--- BEGIN Dataset content ---

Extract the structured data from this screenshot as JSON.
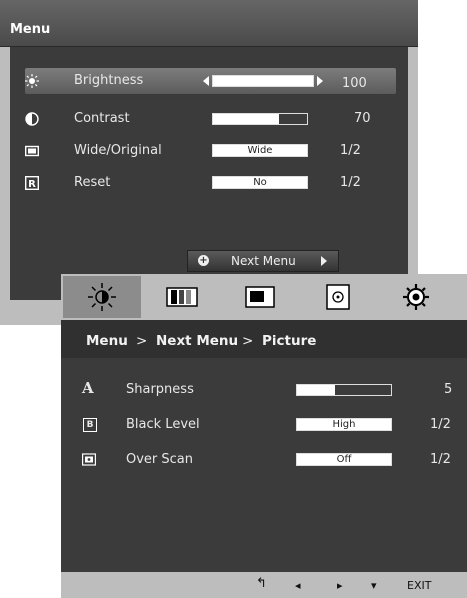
{
  "menu": {
    "title": "Menu",
    "items": [
      {
        "label": "Brightness",
        "value": "100",
        "level": 1.0,
        "icon": "sun-icon"
      },
      {
        "label": "Contrast",
        "value": "70",
        "level": 0.7,
        "icon": "contrast-icon"
      },
      {
        "label": "Wide/Original",
        "value": "1/2",
        "option": "Wide",
        "icon": "wide-icon"
      },
      {
        "label": "Reset",
        "value": "1/2",
        "option": "No",
        "icon": "reset-icon"
      }
    ],
    "next_menu_label": "Next Menu"
  },
  "submenu": {
    "tabs": [
      "picture-tab",
      "color-tab",
      "display-tab",
      "audio-tab",
      "other-tab"
    ],
    "breadcrumb": [
      "Menu",
      ">",
      "Next Menu",
      ">",
      "Picture"
    ],
    "items": [
      {
        "label": "Sharpness",
        "value": "5",
        "level": 0.5,
        "icon": "A"
      },
      {
        "label": "Black Level",
        "value": "1/2",
        "option": "High",
        "icon": "B"
      },
      {
        "label": "Over Scan",
        "value": "1/2",
        "option": "Off",
        "icon": "over-scan-icon"
      }
    ],
    "footer": {
      "back": "↰",
      "left": "◂",
      "right": "▸",
      "down": "▾",
      "exit": "EXIT"
    }
  }
}
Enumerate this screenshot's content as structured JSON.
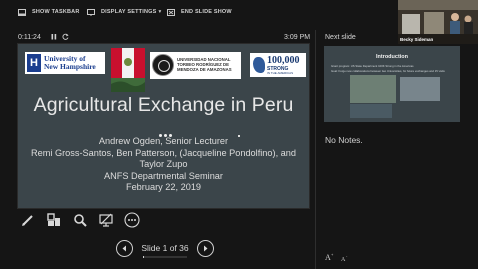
{
  "toolbar": {
    "show_taskbar": "SHOW TASKBAR",
    "display_settings": "DISPLAY SETTINGS",
    "display_settings_caret": "▾",
    "end_slide_show": "END SLIDE SHOW"
  },
  "timer": {
    "elapsed": "0:11:24",
    "clock": "3:09 PM"
  },
  "slide": {
    "title": "Agricultural Exchange in Peru",
    "presenter_line": "Andrew Ogden, Senior Lecturer",
    "coauthors_line1": "Remi Gross-Santos, Ben Patterson, (Jacqueline Pondolfino), and",
    "coauthors_line2": "Taylor Zupo",
    "seminar": "ANFS Departmental Seminar",
    "date": "February 22, 2019",
    "logos": {
      "unh_line1": "University of",
      "unh_line2": "New Hampshire",
      "unh_letter": "H",
      "unt_text": "UNIVERSIDAD NACIONAL TORIBIO RODRÍGUEZ DE MENDOZA DE AMAZONAS",
      "strong_num": "100,000",
      "strong_word": "STRONG",
      "strong_sub": "IN THE AMERICAS"
    }
  },
  "navigation": {
    "counter": "Slide 1 of 36",
    "current": 1,
    "total": 36
  },
  "next_slide": {
    "label": "Next slide",
    "title": "Introduction",
    "line1": "Grant program: US State Department 100K Strong in the Americas",
    "line2": "Goal: Forge new collaborations between two Universities, for future exchanges and 15 visits"
  },
  "notes": {
    "text": "No Notes."
  },
  "webcam": {
    "name": "Becky Sideman"
  },
  "colors": {
    "background": "#151515",
    "slide_bg": "#3b454a",
    "text": "#d8d8d8"
  }
}
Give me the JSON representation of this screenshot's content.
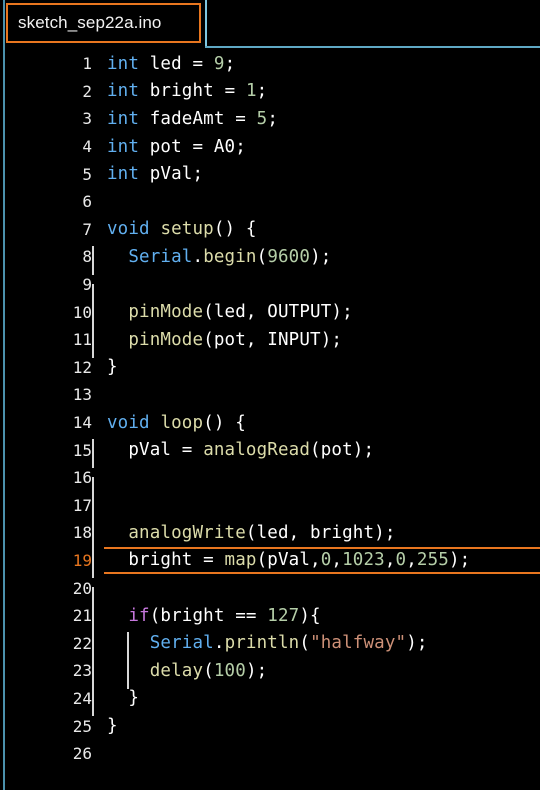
{
  "window": {
    "accent_rail_color": "#4b91ad",
    "background_color": "#000000"
  },
  "tab_bar": {
    "active_tab": {
      "label": "sketch_sep22a.ino",
      "border_color": "#e8761f"
    },
    "underline_color": "#7fc6e0"
  },
  "editor": {
    "highlight_color": "#e8761f",
    "highlighted_line": 19,
    "total_lines": 26,
    "theme_colors": {
      "keyword": "#61afef",
      "control": "#c678dd",
      "function": "#dcdcaa",
      "number": "#b5cea8",
      "string": "#ce9178",
      "plain": "#ffffff",
      "line_number": "#e9e9e9"
    },
    "lines": [
      {
        "n": "1",
        "indent": 0,
        "tokens": [
          {
            "t": "int",
            "c": "kw"
          },
          {
            "t": " led ",
            "c": "plain"
          },
          {
            "t": "= ",
            "c": "punc"
          },
          {
            "t": "9",
            "c": "num"
          },
          {
            "t": ";",
            "c": "punc"
          }
        ]
      },
      {
        "n": "2",
        "indent": 0,
        "tokens": [
          {
            "t": "int",
            "c": "kw"
          },
          {
            "t": " bright ",
            "c": "plain"
          },
          {
            "t": "= ",
            "c": "punc"
          },
          {
            "t": "1",
            "c": "num"
          },
          {
            "t": ";",
            "c": "punc"
          }
        ]
      },
      {
        "n": "3",
        "indent": 0,
        "tokens": [
          {
            "t": "int",
            "c": "kw"
          },
          {
            "t": " fadeAmt ",
            "c": "plain"
          },
          {
            "t": "= ",
            "c": "punc"
          },
          {
            "t": "5",
            "c": "num"
          },
          {
            "t": ";",
            "c": "punc"
          }
        ]
      },
      {
        "n": "4",
        "indent": 0,
        "tokens": [
          {
            "t": "int",
            "c": "kw"
          },
          {
            "t": " pot ",
            "c": "plain"
          },
          {
            "t": "= ",
            "c": "punc"
          },
          {
            "t": "A0",
            "c": "plain"
          },
          {
            "t": ";",
            "c": "punc"
          }
        ]
      },
      {
        "n": "5",
        "indent": 0,
        "tokens": [
          {
            "t": "int",
            "c": "kw"
          },
          {
            "t": " pVal;",
            "c": "plain"
          }
        ]
      },
      {
        "n": "6",
        "indent": 0,
        "tokens": []
      },
      {
        "n": "7",
        "indent": 0,
        "tokens": [
          {
            "t": "void",
            "c": "kw"
          },
          {
            "t": " ",
            "c": "plain"
          },
          {
            "t": "setup",
            "c": "fn"
          },
          {
            "t": "() {",
            "c": "punc"
          }
        ]
      },
      {
        "n": "8",
        "indent": 1,
        "tokens": [
          {
            "t": "  ",
            "c": "plain"
          },
          {
            "t": "Serial",
            "c": "obj"
          },
          {
            "t": ".",
            "c": "punc"
          },
          {
            "t": "begin",
            "c": "fn"
          },
          {
            "t": "(",
            "c": "punc"
          },
          {
            "t": "9600",
            "c": "num"
          },
          {
            "t": ");",
            "c": "punc"
          }
        ]
      },
      {
        "n": "9",
        "indent": 1,
        "tokens": []
      },
      {
        "n": "10",
        "indent": 1,
        "tokens": [
          {
            "t": "  ",
            "c": "plain"
          },
          {
            "t": "pinMode",
            "c": "fn"
          },
          {
            "t": "(led, OUTPUT);",
            "c": "punc"
          }
        ]
      },
      {
        "n": "11",
        "indent": 1,
        "tokens": [
          {
            "t": "  ",
            "c": "plain"
          },
          {
            "t": "pinMode",
            "c": "fn"
          },
          {
            "t": "(pot, INPUT);",
            "c": "punc"
          }
        ]
      },
      {
        "n": "12",
        "indent": 0,
        "tokens": [
          {
            "t": "}",
            "c": "punc"
          }
        ]
      },
      {
        "n": "13",
        "indent": 0,
        "tokens": []
      },
      {
        "n": "14",
        "indent": 0,
        "tokens": [
          {
            "t": "void",
            "c": "kw"
          },
          {
            "t": " ",
            "c": "plain"
          },
          {
            "t": "loop",
            "c": "fn"
          },
          {
            "t": "() {",
            "c": "punc"
          }
        ]
      },
      {
        "n": "15",
        "indent": 1,
        "tokens": [
          {
            "t": "  pVal = ",
            "c": "plain"
          },
          {
            "t": "analogRead",
            "c": "fn"
          },
          {
            "t": "(pot);",
            "c": "punc"
          }
        ]
      },
      {
        "n": "16",
        "indent": 1,
        "tokens": []
      },
      {
        "n": "17",
        "indent": 1,
        "tokens": []
      },
      {
        "n": "18",
        "indent": 1,
        "tokens": [
          {
            "t": "  ",
            "c": "plain"
          },
          {
            "t": "analogWrite",
            "c": "fn"
          },
          {
            "t": "(led, bright);",
            "c": "punc"
          }
        ]
      },
      {
        "n": "19",
        "indent": 1,
        "highlight": true,
        "tokens": [
          {
            "t": "  bright = ",
            "c": "plain"
          },
          {
            "t": "map",
            "c": "fn"
          },
          {
            "t": "(pVal,",
            "c": "punc"
          },
          {
            "t": "0",
            "c": "num"
          },
          {
            "t": ",",
            "c": "punc"
          },
          {
            "t": "1023",
            "c": "num"
          },
          {
            "t": ",",
            "c": "punc"
          },
          {
            "t": "0",
            "c": "num"
          },
          {
            "t": ",",
            "c": "punc"
          },
          {
            "t": "255",
            "c": "num"
          },
          {
            "t": ");",
            "c": "punc"
          }
        ]
      },
      {
        "n": "20",
        "indent": 1,
        "tokens": []
      },
      {
        "n": "21",
        "indent": 1,
        "tokens": [
          {
            "t": "  ",
            "c": "plain"
          },
          {
            "t": "if",
            "c": "ctrl"
          },
          {
            "t": "(bright == ",
            "c": "punc"
          },
          {
            "t": "127",
            "c": "num"
          },
          {
            "t": "){",
            "c": "punc"
          }
        ]
      },
      {
        "n": "22",
        "indent": 2,
        "tokens": [
          {
            "t": "    ",
            "c": "plain"
          },
          {
            "t": "Serial",
            "c": "obj"
          },
          {
            "t": ".",
            "c": "punc"
          },
          {
            "t": "println",
            "c": "fn"
          },
          {
            "t": "(",
            "c": "punc"
          },
          {
            "t": "\"halfway\"",
            "c": "str"
          },
          {
            "t": ");",
            "c": "punc"
          }
        ]
      },
      {
        "n": "23",
        "indent": 2,
        "tokens": [
          {
            "t": "    ",
            "c": "plain"
          },
          {
            "t": "delay",
            "c": "fn"
          },
          {
            "t": "(",
            "c": "punc"
          },
          {
            "t": "100",
            "c": "num"
          },
          {
            "t": ");",
            "c": "punc"
          }
        ]
      },
      {
        "n": "24",
        "indent": 1,
        "tokens": [
          {
            "t": "  }",
            "c": "punc"
          }
        ]
      },
      {
        "n": "25",
        "indent": 0,
        "tokens": [
          {
            "t": "}",
            "c": "punc"
          }
        ]
      },
      {
        "n": "26",
        "indent": 0,
        "tokens": []
      }
    ]
  }
}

--- END Dataset content ---

- _Given request_
Search the data above for the word "JSON", then gather each line in which it appears.

- _Answer to this exercise_
Extract the structured data from this screenshot as JSON.
Enumerate this screenshot's content as structured JSON.
Give me the JSON representation of this screenshot's content.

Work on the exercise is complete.